[Figure dataset records]
'''

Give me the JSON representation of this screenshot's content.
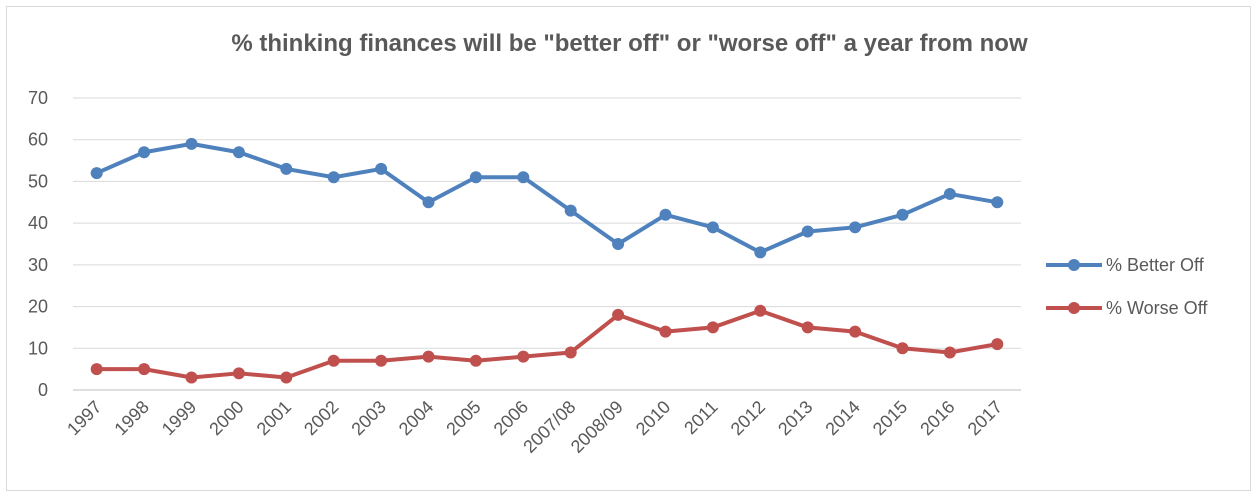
{
  "chart_data": {
    "type": "line",
    "title": "% thinking finances will be \"better off\" or \"worse off\" a year from now",
    "xlabel": "",
    "ylabel": "",
    "ylim": [
      0,
      70
    ],
    "yticks": [
      0,
      10,
      20,
      30,
      40,
      50,
      60,
      70
    ],
    "grid": true,
    "legend_position": "right",
    "categories": [
      "1997",
      "1998",
      "1999",
      "2000",
      "2001",
      "2002",
      "2003",
      "2004",
      "2005",
      "2006",
      "2007/08",
      "2008/09",
      "2010",
      "2011",
      "2012",
      "2013",
      "2014",
      "2015",
      "2016",
      "2017"
    ],
    "series": [
      {
        "name": "% Better Off",
        "color": "#4f81bd",
        "values": [
          52,
          57,
          59,
          57,
          53,
          51,
          53,
          45,
          51,
          51,
          43,
          35,
          42,
          39,
          33,
          38,
          39,
          42,
          47,
          45
        ]
      },
      {
        "name": "% Worse Off",
        "color": "#c0504d",
        "values": [
          5,
          5,
          3,
          4,
          3,
          7,
          7,
          8,
          7,
          8,
          9,
          18,
          14,
          15,
          19,
          15,
          14,
          10,
          9,
          11
        ]
      }
    ]
  }
}
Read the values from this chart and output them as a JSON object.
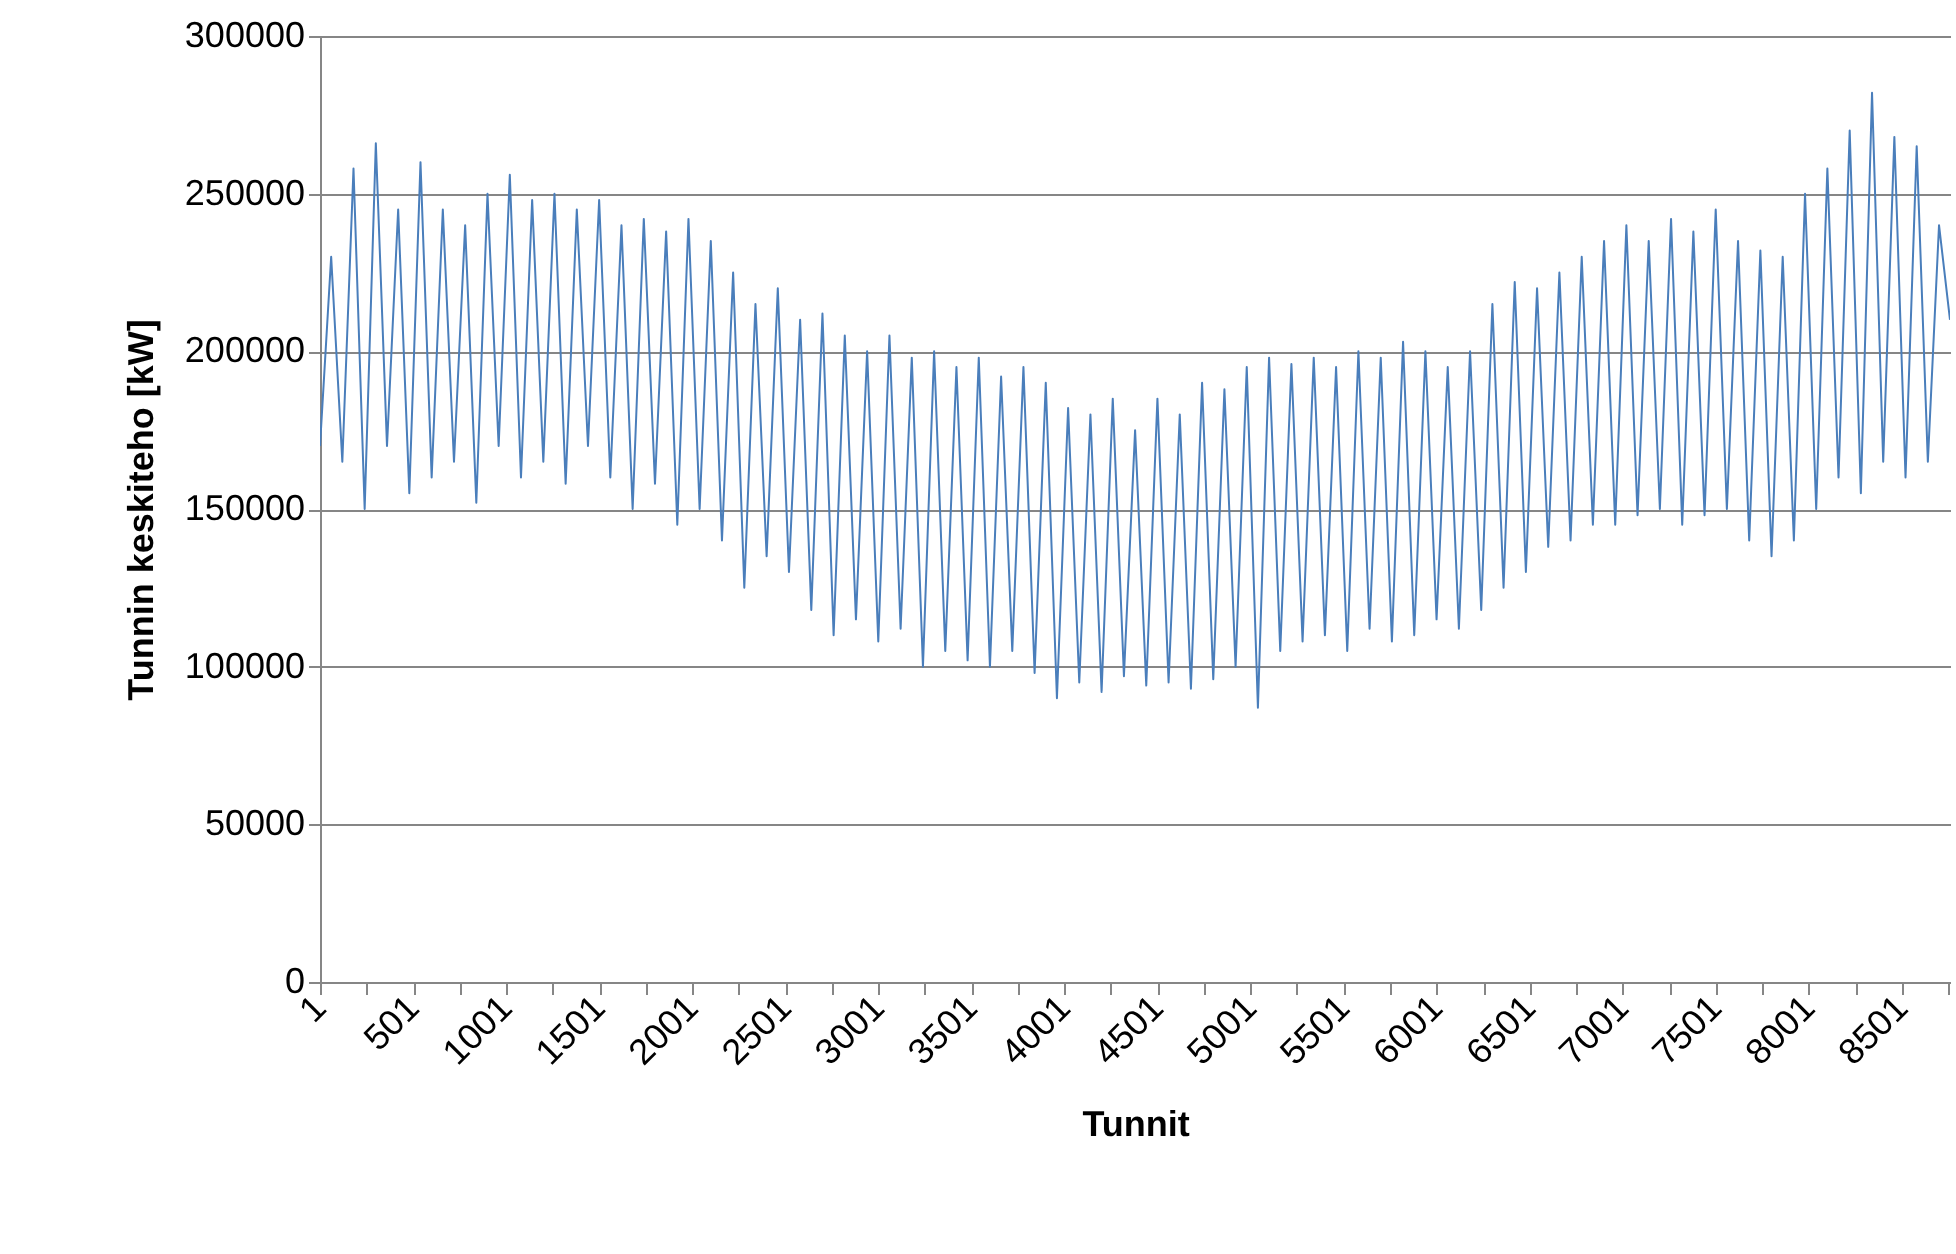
{
  "chart_data": {
    "type": "line",
    "xlabel": "Tunnit",
    "ylabel": "Tunnin keskiteho [kW]",
    "x": [
      1,
      61,
      121,
      181,
      241,
      301,
      361,
      421,
      481,
      541,
      601,
      661,
      721,
      781,
      841,
      901,
      961,
      1021,
      1081,
      1141,
      1201,
      1261,
      1321,
      1381,
      1441,
      1501,
      1561,
      1621,
      1681,
      1741,
      1801,
      1861,
      1921,
      1981,
      2041,
      2101,
      2161,
      2221,
      2281,
      2341,
      2401,
      2461,
      2521,
      2581,
      2641,
      2701,
      2761,
      2821,
      2881,
      2941,
      3001,
      3061,
      3121,
      3181,
      3241,
      3301,
      3361,
      3421,
      3481,
      3541,
      3601,
      3661,
      3721,
      3781,
      3841,
      3901,
      3961,
      4021,
      4081,
      4141,
      4201,
      4261,
      4321,
      4381,
      4441,
      4501,
      4561,
      4621,
      4681,
      4741,
      4801,
      4861,
      4921,
      4981,
      5041,
      5101,
      5161,
      5221,
      5281,
      5341,
      5401,
      5461,
      5521,
      5581,
      5641,
      5701,
      5761,
      5821,
      5881,
      5941,
      6001,
      6061,
      6121,
      6181,
      6241,
      6301,
      6361,
      6421,
      6481,
      6541,
      6601,
      6661,
      6721,
      6781,
      6841,
      6901,
      6961,
      7021,
      7081,
      7141,
      7201,
      7261,
      7321,
      7381,
      7441,
      7501,
      7561,
      7621,
      7681,
      7741,
      7801,
      7861,
      7921,
      7981,
      8041,
      8101,
      8161,
      8221,
      8281,
      8341,
      8401,
      8461,
      8521,
      8581,
      8641,
      8701,
      8760
    ],
    "series": [
      {
        "color": "#4a7ebb",
        "values": [
          170000,
          230000,
          165000,
          258000,
          150000,
          266000,
          170000,
          245000,
          155000,
          260000,
          160000,
          245000,
          165000,
          240000,
          152000,
          250000,
          170000,
          256000,
          160000,
          248000,
          165000,
          250000,
          158000,
          245000,
          170000,
          248000,
          160000,
          240000,
          150000,
          242000,
          158000,
          238000,
          145000,
          242000,
          150000,
          235000,
          140000,
          225000,
          125000,
          215000,
          135000,
          220000,
          130000,
          210000,
          118000,
          212000,
          110000,
          205000,
          115000,
          200000,
          108000,
          205000,
          112000,
          198000,
          100000,
          200000,
          105000,
          195000,
          102000,
          198000,
          100000,
          192000,
          105000,
          195000,
          98000,
          190000,
          90000,
          182000,
          95000,
          180000,
          92000,
          185000,
          97000,
          175000,
          94000,
          185000,
          95000,
          180000,
          93000,
          190000,
          96000,
          188000,
          100000,
          195000,
          87000,
          198000,
          105000,
          196000,
          108000,
          198000,
          110000,
          195000,
          105000,
          200000,
          112000,
          198000,
          108000,
          203000,
          110000,
          200000,
          115000,
          195000,
          112000,
          200000,
          118000,
          215000,
          125000,
          222000,
          130000,
          220000,
          138000,
          225000,
          140000,
          230000,
          145000,
          235000,
          145000,
          240000,
          148000,
          235000,
          150000,
          242000,
          145000,
          238000,
          148000,
          245000,
          150000,
          235000,
          140000,
          232000,
          135000,
          230000,
          140000,
          250000,
          150000,
          258000,
          160000,
          270000,
          155000,
          282000,
          165000,
          268000,
          160000,
          265000,
          165000,
          240000,
          210000
        ]
      }
    ],
    "xlim": [
      1,
      8760
    ],
    "xticks": [
      1,
      {
        "value": 251,
        "label": null
      },
      501,
      {
        "value": 751,
        "label": null
      },
      1001,
      {
        "value": 1251,
        "label": null
      },
      1501,
      {
        "value": 1751,
        "label": null
      },
      2001,
      {
        "value": 2251,
        "label": null
      },
      2501,
      {
        "value": 2751,
        "label": null
      },
      3001,
      {
        "value": 3251,
        "label": null
      },
      3501,
      {
        "value": 3751,
        "label": null
      },
      4001,
      {
        "value": 4251,
        "label": null
      },
      4501,
      {
        "value": 4751,
        "label": null
      },
      5001,
      {
        "value": 5251,
        "label": null
      },
      5501,
      {
        "value": 5751,
        "label": null
      },
      6001,
      {
        "value": 6251,
        "label": null
      },
      6501,
      {
        "value": 6751,
        "label": null
      },
      7001,
      {
        "value": 7251,
        "label": null
      },
      7501,
      {
        "value": 7751,
        "label": null
      },
      8001,
      {
        "value": 8251,
        "label": null
      },
      8501,
      {
        "value": 8751,
        "label": null
      }
    ],
    "ylim": [
      0,
      300000
    ],
    "yticks": [
      0,
      50000,
      100000,
      150000,
      200000,
      250000,
      300000
    ],
    "grid": "y",
    "marker": "none",
    "line_style": "solid"
  }
}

'''

• [Exercise brief]:
Copy each line exactly, and leave the pictures out of your copy.

• [Complete output]:
Give me the JSON representation of this screenshot's content.
{
  "chart_data": {
    "type": "line",
    "title": "% thinking finances will be \"better off\" or \"worse off\" a year from now",
    "xlabel": "",
    "ylabel": "",
    "ylim": [
      0,
      70
    ],
    "yticks": [
      0,
      10,
      20,
      30,
      40,
      50,
      60,
      70
    ],
    "grid": true,
    "legend_position": "right",
    "categories": [
      "1997",
      "1998",
      "1999",
      "2000",
      "2001",
      "2002",
      "2003",
      "2004",
      "2005",
      "2006",
      "2007/08",
      "2008/09",
      "2010",
      "2011",
      "2012",
      "2013",
      "2014",
      "2015",
      "2016",
      "2017"
    ],
    "series": [
      {
        "name": "% Better Off",
        "color": "#4f81bd",
        "values": [
          52,
          57,
          59,
          57,
          53,
          51,
          53,
          45,
          51,
          51,
          43,
          35,
          42,
          39,
          33,
          38,
          39,
          42,
          47,
          45
        ]
      },
      {
        "name": "% Worse Off",
        "color": "#c0504d",
        "values": [
          5,
          5,
          3,
          4,
          3,
          7,
          7,
          8,
          7,
          8,
          9,
          18,
          14,
          15,
          19,
          15,
          14,
          10,
          9,
          11
        ]
      }
    ]
  }
}
Read the values from this chart and output them as a JSON object.
{
  "chart_data": {
    "type": "line",
    "xlabel": "Tunnit",
    "ylabel": "Tunnin keskiteho [kW]",
    "x": [
      1,
      61,
      121,
      181,
      241,
      301,
      361,
      421,
      481,
      541,
      601,
      661,
      721,
      781,
      841,
      901,
      961,
      1021,
      1081,
      1141,
      1201,
      1261,
      1321,
      1381,
      1441,
      1501,
      1561,
      1621,
      1681,
      1741,
      1801,
      1861,
      1921,
      1981,
      2041,
      2101,
      2161,
      2221,
      2281,
      2341,
      2401,
      2461,
      2521,
      2581,
      2641,
      2701,
      2761,
      2821,
      2881,
      2941,
      3001,
      3061,
      3121,
      3181,
      3241,
      3301,
      3361,
      3421,
      3481,
      3541,
      3601,
      3661,
      3721,
      3781,
      3841,
      3901,
      3961,
      4021,
      4081,
      4141,
      4201,
      4261,
      4321,
      4381,
      4441,
      4501,
      4561,
      4621,
      4681,
      4741,
      4801,
      4861,
      4921,
      4981,
      5041,
      5101,
      5161,
      5221,
      5281,
      5341,
      5401,
      5461,
      5521,
      5581,
      5641,
      5701,
      5761,
      5821,
      5881,
      5941,
      6001,
      6061,
      6121,
      6181,
      6241,
      6301,
      6361,
      6421,
      6481,
      6541,
      6601,
      6661,
      6721,
      6781,
      6841,
      6901,
      6961,
      7021,
      7081,
      7141,
      7201,
      7261,
      7321,
      7381,
      7441,
      7501,
      7561,
      7621,
      7681,
      7741,
      7801,
      7861,
      7921,
      7981,
      8041,
      8101,
      8161,
      8221,
      8281,
      8341,
      8401,
      8461,
      8521,
      8581,
      8641,
      8701,
      8760
    ],
    "series": [
      {
        "color": "#4a7ebb",
        "values": [
          170000,
          230000,
          165000,
          258000,
          150000,
          266000,
          170000,
          245000,
          155000,
          260000,
          160000,
          245000,
          165000,
          240000,
          152000,
          250000,
          170000,
          256000,
          160000,
          248000,
          165000,
          250000,
          158000,
          245000,
          170000,
          248000,
          160000,
          240000,
          150000,
          242000,
          158000,
          238000,
          145000,
          242000,
          150000,
          235000,
          140000,
          225000,
          125000,
          215000,
          135000,
          220000,
          130000,
          210000,
          118000,
          212000,
          110000,
          205000,
          115000,
          200000,
          108000,
          205000,
          112000,
          198000,
          100000,
          200000,
          105000,
          195000,
          102000,
          198000,
          100000,
          192000,
          105000,
          195000,
          98000,
          190000,
          90000,
          182000,
          95000,
          180000,
          92000,
          185000,
          97000,
          175000,
          94000,
          185000,
          95000,
          180000,
          93000,
          190000,
          96000,
          188000,
          100000,
          195000,
          87000,
          198000,
          105000,
          196000,
          108000,
          198000,
          110000,
          195000,
          105000,
          200000,
          112000,
          198000,
          108000,
          203000,
          110000,
          200000,
          115000,
          195000,
          112000,
          200000,
          118000,
          215000,
          125000,
          222000,
          130000,
          220000,
          138000,
          225000,
          140000,
          230000,
          145000,
          235000,
          145000,
          240000,
          148000,
          235000,
          150000,
          242000,
          145000,
          238000,
          148000,
          245000,
          150000,
          235000,
          140000,
          232000,
          135000,
          230000,
          140000,
          250000,
          150000,
          258000,
          160000,
          270000,
          155000,
          282000,
          165000,
          268000,
          160000,
          265000,
          165000,
          240000,
          210000
        ]
      }
    ],
    "xlim": [
      1,
      8760
    ],
    "xticks": [
      1,
      {
        "value": 251,
        "label": null
      },
      501,
      {
        "value": 751,
        "label": null
      },
      1001,
      {
        "value": 1251,
        "label": null
      },
      1501,
      {
        "value": 1751,
        "label": null
      },
      2001,
      {
        "value": 2251,
        "label": null
      },
      2501,
      {
        "value": 2751,
        "label": null
      },
      3001,
      {
        "value": 3251,
        "label": null
      },
      3501,
      {
        "value": 3751,
        "label": null
      },
      4001,
      {
        "value": 4251,
        "label": null
      },
      4501,
      {
        "value": 4751,
        "label": null
      },
      5001,
      {
        "value": 5251,
        "label": null
      },
      5501,
      {
        "value": 5751,
        "label": null
      },
      6001,
      {
        "value": 6251,
        "label": null
      },
      6501,
      {
        "value": 6751,
        "label": null
      },
      7001,
      {
        "value": 7251,
        "label": null
      },
      7501,
      {
        "value": 7751,
        "label": null
      },
      8001,
      {
        "value": 8251,
        "label": null
      },
      8501,
      {
        "value": 8751,
        "label": null
      }
    ],
    "ylim": [
      0,
      300000
    ],
    "yticks": [
      0,
      50000,
      100000,
      150000,
      200000,
      250000,
      300000
    ],
    "grid": "y",
    "marker": "none",
    "line_style": "solid"
  }
}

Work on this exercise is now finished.